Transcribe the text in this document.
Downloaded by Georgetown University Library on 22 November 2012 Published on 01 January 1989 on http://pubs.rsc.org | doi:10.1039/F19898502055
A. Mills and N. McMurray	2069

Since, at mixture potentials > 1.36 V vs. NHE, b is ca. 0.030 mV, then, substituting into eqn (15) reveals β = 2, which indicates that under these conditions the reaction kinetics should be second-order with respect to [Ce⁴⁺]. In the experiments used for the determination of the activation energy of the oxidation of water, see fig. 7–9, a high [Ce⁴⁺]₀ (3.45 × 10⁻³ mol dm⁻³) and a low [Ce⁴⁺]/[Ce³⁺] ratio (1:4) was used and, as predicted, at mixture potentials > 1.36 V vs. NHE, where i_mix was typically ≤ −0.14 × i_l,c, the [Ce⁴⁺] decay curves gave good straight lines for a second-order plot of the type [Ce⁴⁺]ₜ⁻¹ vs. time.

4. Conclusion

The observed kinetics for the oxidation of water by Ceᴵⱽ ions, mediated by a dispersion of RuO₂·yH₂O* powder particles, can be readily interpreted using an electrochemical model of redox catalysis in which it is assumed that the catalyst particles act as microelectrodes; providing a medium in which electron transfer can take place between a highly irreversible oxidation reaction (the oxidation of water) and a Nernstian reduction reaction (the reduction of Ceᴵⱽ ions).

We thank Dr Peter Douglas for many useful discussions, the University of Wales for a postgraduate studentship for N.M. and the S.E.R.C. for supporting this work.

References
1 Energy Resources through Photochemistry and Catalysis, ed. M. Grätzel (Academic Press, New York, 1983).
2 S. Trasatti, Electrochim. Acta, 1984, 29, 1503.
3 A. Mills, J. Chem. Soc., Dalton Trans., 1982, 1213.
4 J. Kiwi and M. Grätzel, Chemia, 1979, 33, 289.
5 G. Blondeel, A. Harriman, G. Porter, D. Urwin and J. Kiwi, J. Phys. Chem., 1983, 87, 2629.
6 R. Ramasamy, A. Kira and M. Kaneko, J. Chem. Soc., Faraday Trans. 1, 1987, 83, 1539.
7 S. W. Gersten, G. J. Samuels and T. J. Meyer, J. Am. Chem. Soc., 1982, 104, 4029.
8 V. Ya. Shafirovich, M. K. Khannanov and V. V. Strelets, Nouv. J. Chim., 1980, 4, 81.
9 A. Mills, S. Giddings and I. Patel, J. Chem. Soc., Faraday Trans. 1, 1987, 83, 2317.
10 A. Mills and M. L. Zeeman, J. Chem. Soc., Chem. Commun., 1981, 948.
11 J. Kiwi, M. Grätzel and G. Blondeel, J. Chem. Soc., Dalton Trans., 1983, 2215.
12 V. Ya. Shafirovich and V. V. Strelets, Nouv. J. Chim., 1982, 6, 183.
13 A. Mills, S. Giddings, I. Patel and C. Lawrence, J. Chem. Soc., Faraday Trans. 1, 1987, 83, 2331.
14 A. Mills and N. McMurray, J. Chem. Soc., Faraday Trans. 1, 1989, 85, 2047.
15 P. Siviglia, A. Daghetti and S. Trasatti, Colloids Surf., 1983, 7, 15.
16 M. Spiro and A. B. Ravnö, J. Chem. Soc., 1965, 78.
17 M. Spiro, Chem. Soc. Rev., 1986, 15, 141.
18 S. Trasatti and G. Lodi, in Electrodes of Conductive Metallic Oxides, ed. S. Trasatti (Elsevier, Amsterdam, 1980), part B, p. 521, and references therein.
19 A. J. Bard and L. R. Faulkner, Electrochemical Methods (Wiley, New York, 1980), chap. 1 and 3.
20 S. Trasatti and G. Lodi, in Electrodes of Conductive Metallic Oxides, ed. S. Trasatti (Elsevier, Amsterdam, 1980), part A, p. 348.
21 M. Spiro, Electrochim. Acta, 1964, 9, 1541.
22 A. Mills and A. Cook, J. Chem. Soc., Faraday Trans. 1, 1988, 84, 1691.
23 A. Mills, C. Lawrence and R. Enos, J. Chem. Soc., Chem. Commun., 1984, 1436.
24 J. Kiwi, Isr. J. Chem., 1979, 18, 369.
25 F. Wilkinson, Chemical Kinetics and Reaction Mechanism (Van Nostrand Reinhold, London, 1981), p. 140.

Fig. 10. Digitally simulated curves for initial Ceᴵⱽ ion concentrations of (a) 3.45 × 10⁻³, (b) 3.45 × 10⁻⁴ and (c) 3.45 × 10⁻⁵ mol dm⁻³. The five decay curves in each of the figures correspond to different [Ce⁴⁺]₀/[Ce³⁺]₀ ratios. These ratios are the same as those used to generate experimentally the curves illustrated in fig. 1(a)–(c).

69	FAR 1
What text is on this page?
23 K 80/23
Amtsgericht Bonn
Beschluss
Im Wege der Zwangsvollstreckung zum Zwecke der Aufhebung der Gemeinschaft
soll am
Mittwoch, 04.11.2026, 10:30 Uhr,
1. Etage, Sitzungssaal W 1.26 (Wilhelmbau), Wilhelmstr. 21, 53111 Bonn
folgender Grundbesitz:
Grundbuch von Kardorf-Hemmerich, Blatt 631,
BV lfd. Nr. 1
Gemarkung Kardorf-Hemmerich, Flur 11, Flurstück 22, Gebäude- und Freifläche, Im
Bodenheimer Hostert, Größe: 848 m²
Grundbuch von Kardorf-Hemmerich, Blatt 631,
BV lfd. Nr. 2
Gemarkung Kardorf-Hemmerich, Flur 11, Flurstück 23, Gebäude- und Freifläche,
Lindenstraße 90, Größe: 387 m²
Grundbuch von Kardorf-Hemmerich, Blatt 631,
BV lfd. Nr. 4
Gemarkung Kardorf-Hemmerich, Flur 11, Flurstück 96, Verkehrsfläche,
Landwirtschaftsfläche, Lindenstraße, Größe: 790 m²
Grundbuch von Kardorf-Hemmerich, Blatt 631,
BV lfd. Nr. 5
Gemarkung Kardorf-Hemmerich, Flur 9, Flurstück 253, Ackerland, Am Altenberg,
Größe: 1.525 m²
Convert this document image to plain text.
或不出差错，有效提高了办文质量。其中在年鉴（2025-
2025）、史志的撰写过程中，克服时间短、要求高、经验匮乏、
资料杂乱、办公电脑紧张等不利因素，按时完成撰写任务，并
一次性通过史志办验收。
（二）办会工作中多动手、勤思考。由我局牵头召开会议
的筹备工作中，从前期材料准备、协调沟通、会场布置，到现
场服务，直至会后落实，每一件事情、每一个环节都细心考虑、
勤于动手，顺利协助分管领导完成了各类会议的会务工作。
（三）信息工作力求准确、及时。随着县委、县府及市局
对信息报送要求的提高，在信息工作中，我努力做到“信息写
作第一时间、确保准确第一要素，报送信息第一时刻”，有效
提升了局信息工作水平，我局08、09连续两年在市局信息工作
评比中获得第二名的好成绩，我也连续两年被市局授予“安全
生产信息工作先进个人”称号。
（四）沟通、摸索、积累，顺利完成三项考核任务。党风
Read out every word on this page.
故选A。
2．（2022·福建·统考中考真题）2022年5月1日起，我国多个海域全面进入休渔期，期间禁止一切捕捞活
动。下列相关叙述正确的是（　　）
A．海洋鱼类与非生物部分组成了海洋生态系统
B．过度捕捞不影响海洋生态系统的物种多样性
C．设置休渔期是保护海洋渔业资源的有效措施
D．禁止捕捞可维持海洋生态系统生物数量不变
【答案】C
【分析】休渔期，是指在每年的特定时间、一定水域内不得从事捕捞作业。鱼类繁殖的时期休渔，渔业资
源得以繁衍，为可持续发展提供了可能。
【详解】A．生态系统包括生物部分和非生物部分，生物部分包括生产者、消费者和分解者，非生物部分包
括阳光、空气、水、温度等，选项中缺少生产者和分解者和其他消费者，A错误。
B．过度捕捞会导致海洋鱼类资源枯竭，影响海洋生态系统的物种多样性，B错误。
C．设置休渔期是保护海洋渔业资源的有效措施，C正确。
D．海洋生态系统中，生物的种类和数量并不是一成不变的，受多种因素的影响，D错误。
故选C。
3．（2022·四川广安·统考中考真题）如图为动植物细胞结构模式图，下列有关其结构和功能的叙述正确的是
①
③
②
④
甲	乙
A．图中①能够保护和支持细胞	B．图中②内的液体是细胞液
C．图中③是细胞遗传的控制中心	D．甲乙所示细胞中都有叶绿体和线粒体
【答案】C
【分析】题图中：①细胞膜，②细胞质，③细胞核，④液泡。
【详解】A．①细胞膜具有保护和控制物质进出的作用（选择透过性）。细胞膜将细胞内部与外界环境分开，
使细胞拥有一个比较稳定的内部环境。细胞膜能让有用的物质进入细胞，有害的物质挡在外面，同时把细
--------------------------------
INSTRUCTIONS TO FOLLOW = Where does the word "Ceᴵⱽ" appear in the listing? List each line that holds it.

RESPONSE =
The observed kinetics for the oxidation of water by Ceᴵⱽ ions, mediated by a dispersion of RuO₂·yH₂O* powder particles, can be readily interpreted using an electrochemical model of redox catalysis in which it is assumed that the catalyst particles act as microelectrodes; providing a medium in which electron transfer can take place between a highly irreversible oxidation reaction (the oxidation of water) and a Nernstian reduction reaction (the reduction of Ceᴵⱽ ions).
Fig. 10. Digitally simulated curves for initial Ceᴵⱽ ion concentrations of (a) 3.45 × 10⁻³, (b) 3.45 × 10⁻⁴ and (c) 3.45 × 10⁻⁵ mol dm⁻³. The five decay curves in each of the figures correspond to different [Ce⁴⁺]₀/[Ce³⁺]₀ ratios. These ratios are the same as those used to generate experimentally the curves illustrated in fig. 1(a)–(c).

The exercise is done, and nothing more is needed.